What the task asks — Reproduce every entry exactly and leave its pictures out.

+++ Data to process +++

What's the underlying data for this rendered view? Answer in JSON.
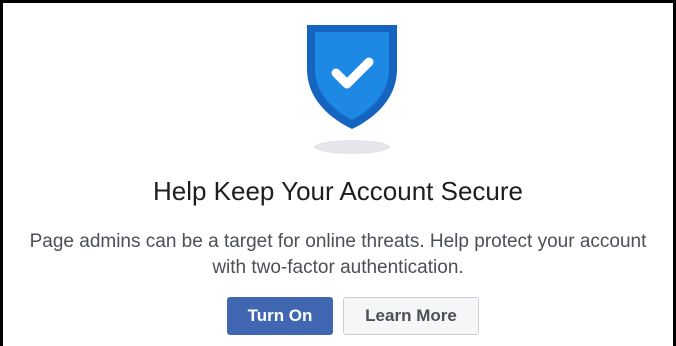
{
  "dialog": {
    "title": "Help Keep Your Account Secure",
    "description": "Page admins can be a target for online threats. Help protect your account with two-factor authentication.",
    "icon": "shield-check-icon",
    "primary_button": "Turn On",
    "secondary_button": "Learn More"
  },
  "colors": {
    "primary": "#4267b2",
    "shield_dark": "#1565c0",
    "shield_light": "#1e88e5",
    "title_text": "#1c1e21",
    "body_text": "#4b4f56",
    "secondary_button_bg": "#f5f6f7"
  }
}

+++

Response to the task —
What's the underlying data for this rendered view? Answer in JSON.
{
  "dialog": {
    "title": "Help Keep Your Account Secure",
    "description": "Page admins can be a target for online threats. Help protect your account with two-factor authentication.",
    "icon": "shield-check-icon",
    "primary_button": "Turn On",
    "secondary_button": "Learn More"
  },
  "colors": {
    "primary": "#4267b2",
    "shield_dark": "#1565c0",
    "shield_light": "#1e88e5",
    "title_text": "#1c1e21",
    "body_text": "#4b4f56",
    "secondary_button_bg": "#f5f6f7"
  }
}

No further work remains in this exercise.